_DIRECTIONS FOR THIS TASK_: Reproduce the entries exactly.

_DATA FOR THIS TASK_:
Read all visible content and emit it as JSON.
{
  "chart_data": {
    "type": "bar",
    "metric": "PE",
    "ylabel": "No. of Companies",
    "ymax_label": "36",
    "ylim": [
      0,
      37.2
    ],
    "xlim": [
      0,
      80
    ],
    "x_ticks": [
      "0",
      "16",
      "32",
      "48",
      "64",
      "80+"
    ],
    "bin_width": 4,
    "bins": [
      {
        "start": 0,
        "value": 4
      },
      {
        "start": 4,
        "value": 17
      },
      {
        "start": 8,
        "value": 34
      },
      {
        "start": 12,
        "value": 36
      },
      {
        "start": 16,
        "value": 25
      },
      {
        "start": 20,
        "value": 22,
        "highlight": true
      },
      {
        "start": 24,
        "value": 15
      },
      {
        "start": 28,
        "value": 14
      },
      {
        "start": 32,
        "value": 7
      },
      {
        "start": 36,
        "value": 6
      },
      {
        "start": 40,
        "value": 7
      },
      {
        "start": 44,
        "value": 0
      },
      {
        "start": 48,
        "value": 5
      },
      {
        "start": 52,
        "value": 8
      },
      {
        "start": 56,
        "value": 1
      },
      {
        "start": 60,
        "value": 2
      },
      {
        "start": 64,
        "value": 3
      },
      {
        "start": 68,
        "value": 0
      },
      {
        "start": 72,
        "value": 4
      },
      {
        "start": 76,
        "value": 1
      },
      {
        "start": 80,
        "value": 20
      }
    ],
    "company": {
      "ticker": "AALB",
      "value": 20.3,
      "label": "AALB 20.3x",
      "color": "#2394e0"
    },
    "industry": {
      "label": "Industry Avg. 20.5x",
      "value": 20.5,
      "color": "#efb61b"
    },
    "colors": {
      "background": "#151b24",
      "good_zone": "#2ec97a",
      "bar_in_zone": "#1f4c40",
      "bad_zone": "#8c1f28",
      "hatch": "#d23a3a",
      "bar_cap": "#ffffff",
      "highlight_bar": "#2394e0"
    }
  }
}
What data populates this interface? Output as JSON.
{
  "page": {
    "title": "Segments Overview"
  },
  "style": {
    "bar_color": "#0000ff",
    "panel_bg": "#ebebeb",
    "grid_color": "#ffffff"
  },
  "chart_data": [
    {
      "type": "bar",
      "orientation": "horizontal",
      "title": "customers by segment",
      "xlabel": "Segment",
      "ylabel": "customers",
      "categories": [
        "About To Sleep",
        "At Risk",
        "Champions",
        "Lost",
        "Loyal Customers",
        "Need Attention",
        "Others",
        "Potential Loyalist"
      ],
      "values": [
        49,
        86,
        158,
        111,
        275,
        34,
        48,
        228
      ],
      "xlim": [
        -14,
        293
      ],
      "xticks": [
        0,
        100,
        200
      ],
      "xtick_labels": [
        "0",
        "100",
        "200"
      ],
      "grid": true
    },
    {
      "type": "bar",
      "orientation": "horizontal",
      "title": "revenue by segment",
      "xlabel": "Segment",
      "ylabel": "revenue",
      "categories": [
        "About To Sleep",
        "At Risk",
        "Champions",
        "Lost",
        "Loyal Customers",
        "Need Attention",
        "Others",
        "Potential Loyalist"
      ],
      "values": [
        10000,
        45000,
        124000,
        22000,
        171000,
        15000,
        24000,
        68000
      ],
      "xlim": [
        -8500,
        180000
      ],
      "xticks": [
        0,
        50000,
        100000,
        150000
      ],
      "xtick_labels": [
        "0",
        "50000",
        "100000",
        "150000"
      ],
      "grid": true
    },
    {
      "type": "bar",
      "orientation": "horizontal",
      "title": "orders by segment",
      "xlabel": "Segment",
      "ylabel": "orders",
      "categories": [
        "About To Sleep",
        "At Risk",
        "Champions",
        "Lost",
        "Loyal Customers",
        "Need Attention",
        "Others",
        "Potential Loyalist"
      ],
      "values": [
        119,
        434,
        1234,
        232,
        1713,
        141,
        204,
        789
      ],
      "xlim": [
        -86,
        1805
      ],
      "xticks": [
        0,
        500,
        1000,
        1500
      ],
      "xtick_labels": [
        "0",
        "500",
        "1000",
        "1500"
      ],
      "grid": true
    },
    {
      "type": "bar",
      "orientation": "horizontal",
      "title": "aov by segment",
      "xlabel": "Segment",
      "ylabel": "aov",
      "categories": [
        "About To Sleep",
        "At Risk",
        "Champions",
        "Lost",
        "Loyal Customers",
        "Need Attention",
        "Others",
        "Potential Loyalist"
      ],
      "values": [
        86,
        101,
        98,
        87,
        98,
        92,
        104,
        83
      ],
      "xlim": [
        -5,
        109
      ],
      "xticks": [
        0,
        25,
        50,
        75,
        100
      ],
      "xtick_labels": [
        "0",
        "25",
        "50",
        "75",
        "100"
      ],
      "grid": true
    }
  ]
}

_FULL SOLUTION_:
Read all visible content and emit it as JSON.
{
  "chart_data": {
    "type": "bar",
    "metric": "PE",
    "ylabel": "No. of Companies",
    "ymax_label": "36",
    "ylim": [
      0,
      37.2
    ],
    "xlim": [
      0,
      80
    ],
    "x_ticks": [
      "0",
      "16",
      "32",
      "48",
      "64",
      "80+"
    ],
    "bin_width": 4,
    "bins": [
      {
        "start": 0,
        "value": 4
      },
      {
        "start": 4,
        "value": 17
      },
      {
        "start": 8,
        "value": 34
      },
      {
        "start": 12,
        "value": 36
      },
      {
        "start": 16,
        "value": 25
      },
      {
        "start": 20,
        "value": 22,
        "highlight": true
      },
      {
        "start": 24,
        "value": 15
      },
      {
        "start": 28,
        "value": 14
      },
      {
        "start": 32,
        "value": 7
      },
      {
        "start": 36,
        "value": 6
      },
      {
        "start": 40,
        "value": 7
      },
      {
        "start": 44,
        "value": 0
      },
      {
        "start": 48,
        "value": 5
      },
      {
        "start": 52,
        "value": 8
      },
      {
        "start": 56,
        "value": 1
      },
      {
        "start": 60,
        "value": 2
      },
      {
        "start": 64,
        "value": 3
      },
      {
        "start": 68,
        "value": 0
      },
      {
        "start": 72,
        "value": 4
      },
      {
        "start": 76,
        "value": 1
      },
      {
        "start": 80,
        "value": 20
      }
    ],
    "company": {
      "ticker": "AALB",
      "value": 20.3,
      "label": "AALB 20.3x",
      "color": "#2394e0"
    },
    "industry": {
      "label": "Industry Avg. 20.5x",
      "value": 20.5,
      "color": "#efb61b"
    },
    "colors": {
      "background": "#151b24",
      "good_zone": "#2ec97a",
      "bar_in_zone": "#1f4c40",
      "bad_zone": "#8c1f28",
      "hatch": "#d23a3a",
      "bar_cap": "#ffffff",
      "highlight_bar": "#2394e0"
    }
  }
}
What data populates this interface? Output as JSON.
{
  "page": {
    "title": "Segments Overview"
  },
  "style": {
    "bar_color": "#0000ff",
    "panel_bg": "#ebebeb",
    "grid_color": "#ffffff"
  },
  "chart_data": [
    {
      "type": "bar",
      "orientation": "horizontal",
      "title": "customers by segment",
      "xlabel": "Segment",
      "ylabel": "customers",
      "categories": [
        "About To Sleep",
        "At Risk",
        "Champions",
        "Lost",
        "Loyal Customers",
        "Need Attention",
        "Others",
        "Potential Loyalist"
      ],
      "values": [
        49,
        86,
        158,
        111,
        275,
        34,
        48,
        228
      ],
      "xlim": [
        -14,
        293
      ],
      "xticks": [
        0,
        100,
        200
      ],
      "xtick_labels": [
        "0",
        "100",
        "200"
      ],
      "grid": true
    },
    {
      "type": "bar",
      "orientation": "horizontal",
      "title": "revenue by segment",
      "xlabel": "Segment",
      "ylabel": "revenue",
      "categories": [
        "About To Sleep",
        "At Risk",
        "Champions",
        "Lost",
        "Loyal Customers",
        "Need Attention",
        "Others",
        "Potential Loyalist"
      ],
      "values": [
        10000,
        45000,
        124000,
        22000,
        171000,
        15000,
        24000,
        68000
      ],
      "xlim": [
        -8500,
        180000
      ],
      "xticks": [
        0,
        50000,
        100000,
        150000
      ],
      "xtick_labels": [
        "0",
        "50000",
        "100000",
        "150000"
      ],
      "grid": true
    },
    {
      "type": "bar",
      "orientation": "horizontal",
      "title": "orders by segment",
      "xlabel": "Segment",
      "ylabel": "orders",
      "categories": [
        "About To Sleep",
        "At Risk",
        "Champions",
        "Lost",
        "Loyal Customers",
        "Need Attention",
        "Others",
        "Potential Loyalist"
      ],
      "values": [
        119,
        434,
        1234,
        232,
        1713,
        141,
        204,
        789
      ],
      "xlim": [
        -86,
        1805
      ],
      "xticks": [
        0,
        500,
        1000,
        1500
      ],
      "xtick_labels": [
        "0",
        "500",
        "1000",
        "1500"
      ],
      "grid": true
    },
    {
      "type": "bar",
      "orientation": "horizontal",
      "title": "aov by segment",
      "xlabel": "Segment",
      "ylabel": "aov",
      "categories": [
        "About To Sleep",
        "At Risk",
        "Champions",
        "Lost",
        "Loyal Customers",
        "Need Attention",
        "Others",
        "Potential Loyalist"
      ],
      "values": [
        86,
        101,
        98,
        87,
        98,
        92,
        104,
        83
      ],
      "xlim": [
        -5,
        109
      ],
      "xticks": [
        0,
        25,
        50,
        75,
        100
      ],
      "xtick_labels": [
        "0",
        "25",
        "50",
        "75",
        "100"
      ],
      "grid": true
    }
  ]
}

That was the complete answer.